GOAL.
Pictures aside, repeat every entry exactly.

[Excerpt from a dataset]
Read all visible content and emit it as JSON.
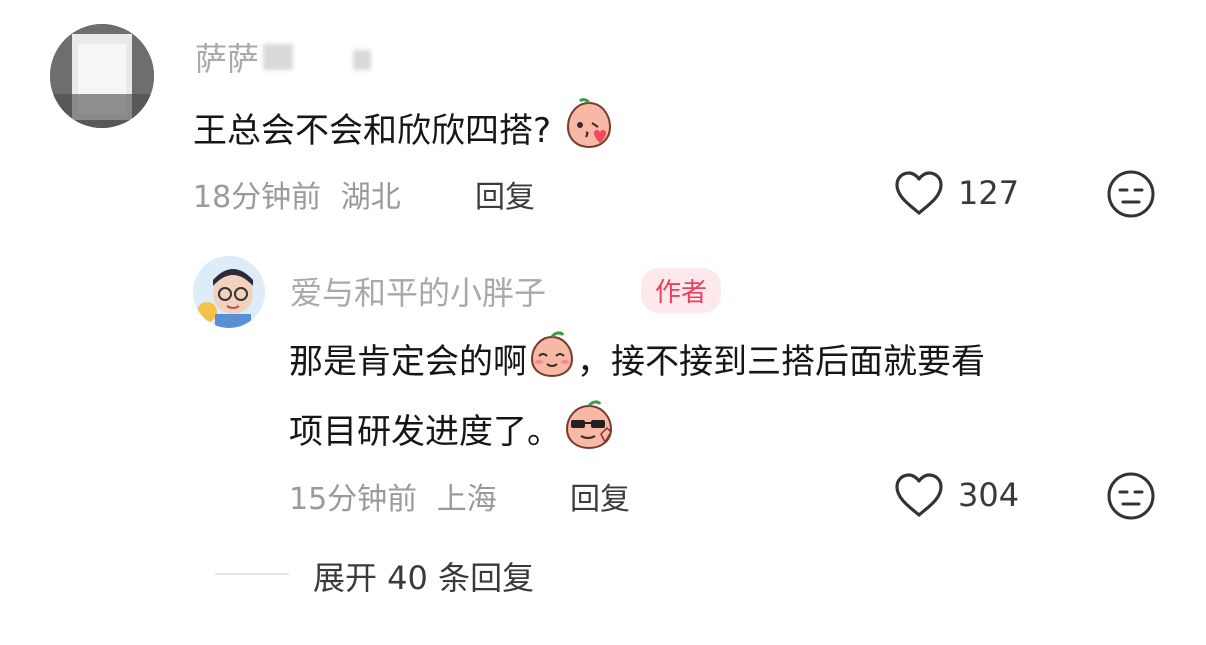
{
  "comments": [
    {
      "username": "萨萨",
      "text": "王总会不会和欣欣四搭?",
      "emoji": "kiss-heart-emoji",
      "time": "18分钟前",
      "location": "湖北",
      "reply_label": "回复",
      "likes": "127"
    }
  ],
  "reply": {
    "username": "爱与和平的小胖子",
    "badge": "作者",
    "text_line1_a": "那是肯定会的啊",
    "text_line1_b": "，接不接到三搭后面就要看",
    "text_line2": "项目研发进度了。",
    "time": "15分钟前",
    "location": "上海",
    "reply_label": "回复",
    "likes": "304"
  },
  "expand_label": "展开 40 条回复",
  "colors": {
    "badge_bg": "#fde9ec",
    "badge_text": "#e8405f",
    "emoji_body": "#f7b8a6"
  }
}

COMPLETE ANSWER.
Read all visible content and emit it as JSON.
{
  "comments": [
    {
      "username": "萨萨",
      "text": "王总会不会和欣欣四搭?",
      "emoji": "kiss-heart-emoji",
      "time": "18分钟前",
      "location": "湖北",
      "reply_label": "回复",
      "likes": "127"
    }
  ],
  "reply": {
    "username": "爱与和平的小胖子",
    "badge": "作者",
    "text_line1_a": "那是肯定会的啊",
    "text_line1_b": "，接不接到三搭后面就要看",
    "text_line2": "项目研发进度了。",
    "time": "15分钟前",
    "location": "上海",
    "reply_label": "回复",
    "likes": "304"
  },
  "expand_label": "展开 40 条回复",
  "colors": {
    "badge_bg": "#fde9ec",
    "badge_text": "#e8405f",
    "emoji_body": "#f7b8a6"
  }
}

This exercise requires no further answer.